WHAT THE EXERCISE ASKS:
Bring together all lines of the material below that contain the string "Заведующий".

STORED DATA:
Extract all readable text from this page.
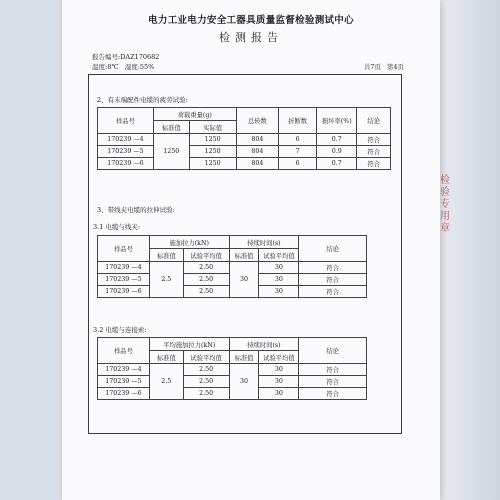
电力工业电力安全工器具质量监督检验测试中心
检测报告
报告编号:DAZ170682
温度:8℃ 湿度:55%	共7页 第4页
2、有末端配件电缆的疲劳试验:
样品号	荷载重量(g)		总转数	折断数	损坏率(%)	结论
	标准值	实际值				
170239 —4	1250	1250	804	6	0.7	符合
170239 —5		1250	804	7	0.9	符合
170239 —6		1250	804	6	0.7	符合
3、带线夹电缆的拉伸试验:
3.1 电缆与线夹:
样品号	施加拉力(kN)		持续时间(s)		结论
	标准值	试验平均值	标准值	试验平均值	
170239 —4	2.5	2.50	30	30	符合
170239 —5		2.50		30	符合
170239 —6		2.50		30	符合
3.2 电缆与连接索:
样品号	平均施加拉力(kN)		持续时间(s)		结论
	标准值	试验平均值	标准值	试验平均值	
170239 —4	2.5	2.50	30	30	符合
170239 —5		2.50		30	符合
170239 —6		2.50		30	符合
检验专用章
==
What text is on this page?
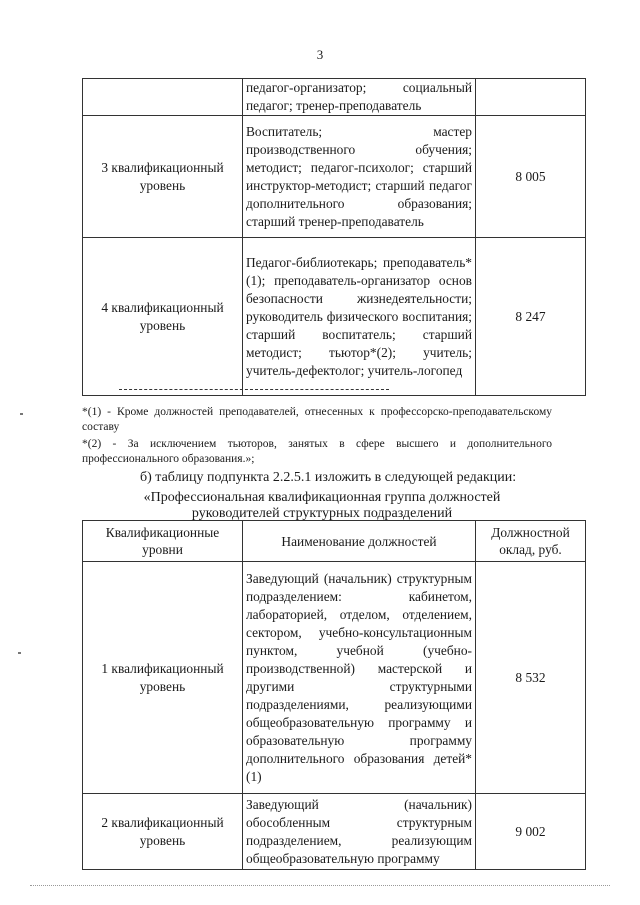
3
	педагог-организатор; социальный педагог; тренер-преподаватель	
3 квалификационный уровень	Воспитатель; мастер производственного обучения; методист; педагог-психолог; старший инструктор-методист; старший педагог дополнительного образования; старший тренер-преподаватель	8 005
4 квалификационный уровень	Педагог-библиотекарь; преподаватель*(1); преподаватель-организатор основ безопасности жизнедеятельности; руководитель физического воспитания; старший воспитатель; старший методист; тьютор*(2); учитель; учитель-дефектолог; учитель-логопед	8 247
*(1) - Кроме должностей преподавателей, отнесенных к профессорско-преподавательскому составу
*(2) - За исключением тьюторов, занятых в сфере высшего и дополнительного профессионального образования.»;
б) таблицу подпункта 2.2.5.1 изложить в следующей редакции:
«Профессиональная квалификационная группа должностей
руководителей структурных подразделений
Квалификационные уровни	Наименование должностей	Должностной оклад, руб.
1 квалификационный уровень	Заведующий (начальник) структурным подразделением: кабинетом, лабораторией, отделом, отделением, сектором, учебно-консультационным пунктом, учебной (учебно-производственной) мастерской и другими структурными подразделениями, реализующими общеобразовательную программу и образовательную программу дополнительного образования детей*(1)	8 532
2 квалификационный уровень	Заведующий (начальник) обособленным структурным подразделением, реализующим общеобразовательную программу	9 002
---
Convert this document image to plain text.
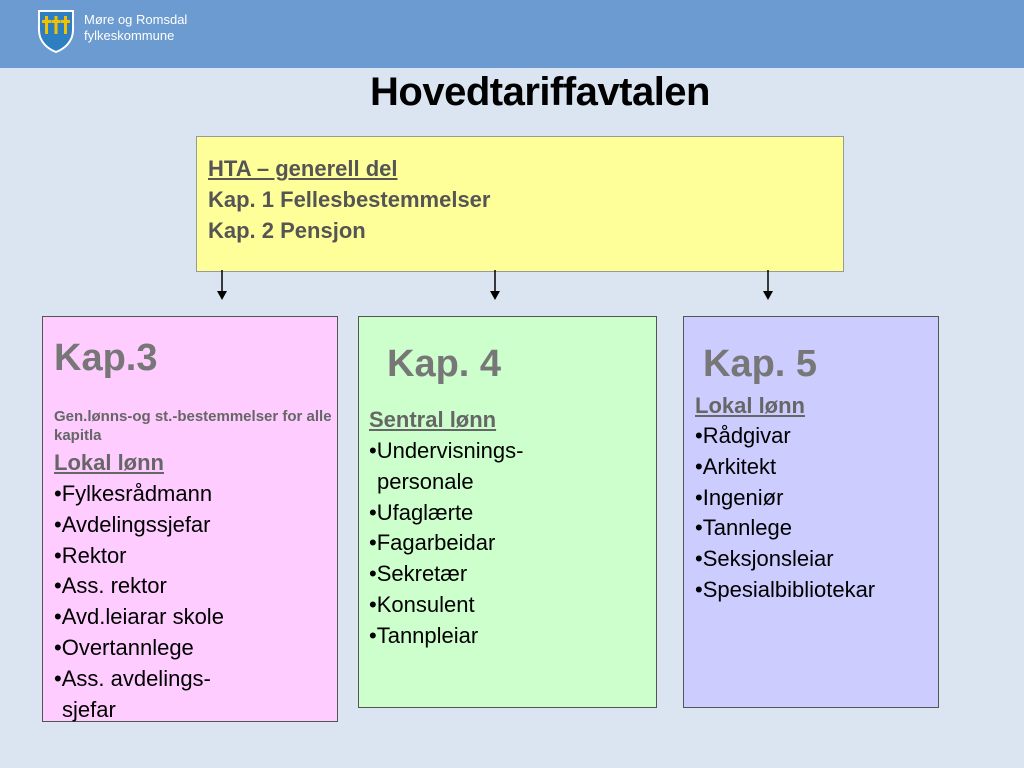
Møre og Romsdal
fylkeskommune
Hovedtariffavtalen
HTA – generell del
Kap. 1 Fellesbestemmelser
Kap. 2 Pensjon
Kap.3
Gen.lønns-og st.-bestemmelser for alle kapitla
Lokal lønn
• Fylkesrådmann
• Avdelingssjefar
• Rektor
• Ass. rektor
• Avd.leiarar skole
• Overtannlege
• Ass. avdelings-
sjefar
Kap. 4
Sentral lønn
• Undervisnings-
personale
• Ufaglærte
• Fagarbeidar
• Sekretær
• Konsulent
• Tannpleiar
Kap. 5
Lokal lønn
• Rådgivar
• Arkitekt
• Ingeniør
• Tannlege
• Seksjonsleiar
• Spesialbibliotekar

SOLVED EXERCISE:
1 квалификационный уровень	Заведующий (начальник) структурным подразделением: кабинетом, лабораторией, отделом, отделением, сектором, учебно-консультационным пунктом, учебной (учебно-производственной) мастерской и другими структурными подразделениями, реализующими общеобразовательную программу и образовательную программу дополнительного образования детей*(1)	8 532
2 квалификационный уровень	Заведующий (начальник) обособленным структурным подразделением, реализующим общеобразовательную программу	9 002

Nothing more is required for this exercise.